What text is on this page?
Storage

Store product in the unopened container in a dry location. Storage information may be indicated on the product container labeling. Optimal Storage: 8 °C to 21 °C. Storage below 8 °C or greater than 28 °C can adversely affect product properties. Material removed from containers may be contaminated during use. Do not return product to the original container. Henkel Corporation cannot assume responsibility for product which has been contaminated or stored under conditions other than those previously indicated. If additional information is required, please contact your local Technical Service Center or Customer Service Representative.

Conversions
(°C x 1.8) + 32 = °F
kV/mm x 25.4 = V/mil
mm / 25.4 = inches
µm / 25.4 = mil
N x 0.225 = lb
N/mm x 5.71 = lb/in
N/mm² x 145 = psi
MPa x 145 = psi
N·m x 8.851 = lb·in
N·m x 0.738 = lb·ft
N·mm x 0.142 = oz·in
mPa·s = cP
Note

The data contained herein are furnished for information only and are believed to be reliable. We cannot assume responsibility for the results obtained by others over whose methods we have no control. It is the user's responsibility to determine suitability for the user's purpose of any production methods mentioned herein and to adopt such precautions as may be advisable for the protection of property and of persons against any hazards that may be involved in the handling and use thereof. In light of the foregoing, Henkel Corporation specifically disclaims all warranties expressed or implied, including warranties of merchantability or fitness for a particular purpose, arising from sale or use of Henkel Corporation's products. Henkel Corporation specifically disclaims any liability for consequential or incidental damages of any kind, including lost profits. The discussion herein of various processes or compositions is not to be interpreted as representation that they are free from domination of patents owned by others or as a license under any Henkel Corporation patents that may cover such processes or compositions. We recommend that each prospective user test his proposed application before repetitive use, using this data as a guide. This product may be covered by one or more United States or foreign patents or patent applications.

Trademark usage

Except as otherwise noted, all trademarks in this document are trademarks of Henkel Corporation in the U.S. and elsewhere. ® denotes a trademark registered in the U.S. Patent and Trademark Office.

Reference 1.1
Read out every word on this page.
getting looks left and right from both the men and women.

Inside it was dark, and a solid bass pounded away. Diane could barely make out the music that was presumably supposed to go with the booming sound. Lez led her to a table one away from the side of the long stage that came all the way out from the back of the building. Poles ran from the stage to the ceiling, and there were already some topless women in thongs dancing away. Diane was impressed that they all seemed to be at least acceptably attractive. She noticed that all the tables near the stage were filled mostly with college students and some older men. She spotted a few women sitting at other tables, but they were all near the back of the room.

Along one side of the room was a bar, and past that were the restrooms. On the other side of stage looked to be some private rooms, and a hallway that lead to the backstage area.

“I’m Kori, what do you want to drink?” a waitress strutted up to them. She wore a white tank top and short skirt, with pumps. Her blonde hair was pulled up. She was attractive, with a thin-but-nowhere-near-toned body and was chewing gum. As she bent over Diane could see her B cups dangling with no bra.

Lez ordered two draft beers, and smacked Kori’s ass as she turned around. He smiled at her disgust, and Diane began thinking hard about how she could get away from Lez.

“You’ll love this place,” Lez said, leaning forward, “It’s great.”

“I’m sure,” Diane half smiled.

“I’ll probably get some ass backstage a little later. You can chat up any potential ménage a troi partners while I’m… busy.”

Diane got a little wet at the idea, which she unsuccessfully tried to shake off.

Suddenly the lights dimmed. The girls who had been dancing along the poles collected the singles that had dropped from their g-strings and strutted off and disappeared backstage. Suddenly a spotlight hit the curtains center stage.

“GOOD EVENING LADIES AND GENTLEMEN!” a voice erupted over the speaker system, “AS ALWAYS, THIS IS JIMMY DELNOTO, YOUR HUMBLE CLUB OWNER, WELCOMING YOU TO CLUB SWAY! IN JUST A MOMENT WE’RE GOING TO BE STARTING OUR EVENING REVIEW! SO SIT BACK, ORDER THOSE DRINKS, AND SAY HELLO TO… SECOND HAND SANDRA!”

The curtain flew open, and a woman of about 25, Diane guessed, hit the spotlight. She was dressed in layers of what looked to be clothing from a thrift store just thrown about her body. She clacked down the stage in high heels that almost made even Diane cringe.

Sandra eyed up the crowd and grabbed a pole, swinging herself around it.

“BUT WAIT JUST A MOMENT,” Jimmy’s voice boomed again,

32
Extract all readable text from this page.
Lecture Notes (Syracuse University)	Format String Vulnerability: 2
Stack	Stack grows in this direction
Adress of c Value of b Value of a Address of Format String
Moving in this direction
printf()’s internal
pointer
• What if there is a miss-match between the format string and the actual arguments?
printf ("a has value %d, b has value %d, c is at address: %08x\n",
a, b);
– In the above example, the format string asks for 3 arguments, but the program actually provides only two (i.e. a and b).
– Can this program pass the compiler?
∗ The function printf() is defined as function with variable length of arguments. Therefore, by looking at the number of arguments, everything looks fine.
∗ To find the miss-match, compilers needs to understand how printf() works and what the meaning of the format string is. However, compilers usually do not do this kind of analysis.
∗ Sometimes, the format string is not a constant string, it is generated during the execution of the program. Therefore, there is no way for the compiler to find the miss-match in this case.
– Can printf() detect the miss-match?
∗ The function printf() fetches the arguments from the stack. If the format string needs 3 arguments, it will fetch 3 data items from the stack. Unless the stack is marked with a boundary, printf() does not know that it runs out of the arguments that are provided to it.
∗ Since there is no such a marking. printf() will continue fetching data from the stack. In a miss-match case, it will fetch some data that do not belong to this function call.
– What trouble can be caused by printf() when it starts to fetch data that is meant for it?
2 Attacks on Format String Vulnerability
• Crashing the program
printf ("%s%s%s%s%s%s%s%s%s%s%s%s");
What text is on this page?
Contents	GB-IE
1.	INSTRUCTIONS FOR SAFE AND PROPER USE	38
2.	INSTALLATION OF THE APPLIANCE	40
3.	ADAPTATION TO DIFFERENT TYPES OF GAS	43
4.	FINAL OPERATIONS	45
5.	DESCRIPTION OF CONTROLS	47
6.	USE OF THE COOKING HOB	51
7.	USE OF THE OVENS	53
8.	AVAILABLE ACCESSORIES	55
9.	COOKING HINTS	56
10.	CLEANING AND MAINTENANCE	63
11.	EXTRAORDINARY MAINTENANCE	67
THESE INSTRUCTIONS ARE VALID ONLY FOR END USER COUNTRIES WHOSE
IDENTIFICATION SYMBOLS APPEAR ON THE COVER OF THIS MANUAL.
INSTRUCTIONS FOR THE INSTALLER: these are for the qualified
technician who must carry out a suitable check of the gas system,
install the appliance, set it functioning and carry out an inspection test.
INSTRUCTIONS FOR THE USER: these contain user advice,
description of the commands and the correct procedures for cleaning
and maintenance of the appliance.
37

→ **What to produce**:
Where a line holds the string "looks", copy that line.

→ **Problem solution**:
getting looks left and right from both the men and women.
∗ The function printf() is defined as function with variable length of arguments. Therefore, by looking at the number of arguments, everything looks fine.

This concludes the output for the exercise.